- _AIM OF THE TASK_
Search the records below for the word "partir" and show every line where it occurs.

- _INPUT FOR THIS TASK_
· · ·

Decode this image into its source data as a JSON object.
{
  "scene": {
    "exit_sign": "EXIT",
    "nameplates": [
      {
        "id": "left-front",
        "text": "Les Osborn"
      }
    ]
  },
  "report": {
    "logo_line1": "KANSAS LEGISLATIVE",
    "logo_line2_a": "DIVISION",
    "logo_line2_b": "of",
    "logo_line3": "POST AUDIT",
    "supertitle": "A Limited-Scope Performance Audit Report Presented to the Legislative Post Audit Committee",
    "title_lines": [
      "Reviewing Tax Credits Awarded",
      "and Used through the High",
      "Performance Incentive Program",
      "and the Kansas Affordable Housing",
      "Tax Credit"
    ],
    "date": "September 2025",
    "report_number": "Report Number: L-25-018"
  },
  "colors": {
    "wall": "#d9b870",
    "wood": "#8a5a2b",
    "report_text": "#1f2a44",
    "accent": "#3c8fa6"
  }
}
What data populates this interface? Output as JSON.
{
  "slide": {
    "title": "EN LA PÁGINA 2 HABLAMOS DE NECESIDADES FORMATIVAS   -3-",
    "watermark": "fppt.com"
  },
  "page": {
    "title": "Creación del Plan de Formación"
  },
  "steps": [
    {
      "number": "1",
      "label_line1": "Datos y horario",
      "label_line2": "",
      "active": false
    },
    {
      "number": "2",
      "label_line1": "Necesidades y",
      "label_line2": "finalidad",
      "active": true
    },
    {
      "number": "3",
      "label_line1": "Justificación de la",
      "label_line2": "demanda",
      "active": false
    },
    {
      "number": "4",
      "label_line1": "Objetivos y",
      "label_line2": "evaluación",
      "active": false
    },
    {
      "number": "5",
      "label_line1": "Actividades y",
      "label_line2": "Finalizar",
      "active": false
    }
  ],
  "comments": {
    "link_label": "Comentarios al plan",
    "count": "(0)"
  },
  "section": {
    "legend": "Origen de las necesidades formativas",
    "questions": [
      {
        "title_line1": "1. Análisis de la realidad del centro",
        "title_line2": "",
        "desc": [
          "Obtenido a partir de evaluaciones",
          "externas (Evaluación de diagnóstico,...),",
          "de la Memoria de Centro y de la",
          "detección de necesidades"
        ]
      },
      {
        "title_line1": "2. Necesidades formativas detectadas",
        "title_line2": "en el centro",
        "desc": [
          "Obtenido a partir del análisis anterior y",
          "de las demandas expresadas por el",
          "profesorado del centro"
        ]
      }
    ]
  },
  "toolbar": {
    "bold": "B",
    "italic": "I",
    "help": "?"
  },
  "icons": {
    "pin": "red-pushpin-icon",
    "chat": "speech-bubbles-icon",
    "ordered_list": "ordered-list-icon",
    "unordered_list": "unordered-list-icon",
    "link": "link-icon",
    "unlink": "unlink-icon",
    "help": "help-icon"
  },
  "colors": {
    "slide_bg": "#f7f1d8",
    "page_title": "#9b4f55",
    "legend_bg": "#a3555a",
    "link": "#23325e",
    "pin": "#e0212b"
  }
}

· · ·

- _RESPONSE TO THE TASK_
          "Obtenido a partir de evaluaciones",
          "Obtenido a partir del análisis anterior y",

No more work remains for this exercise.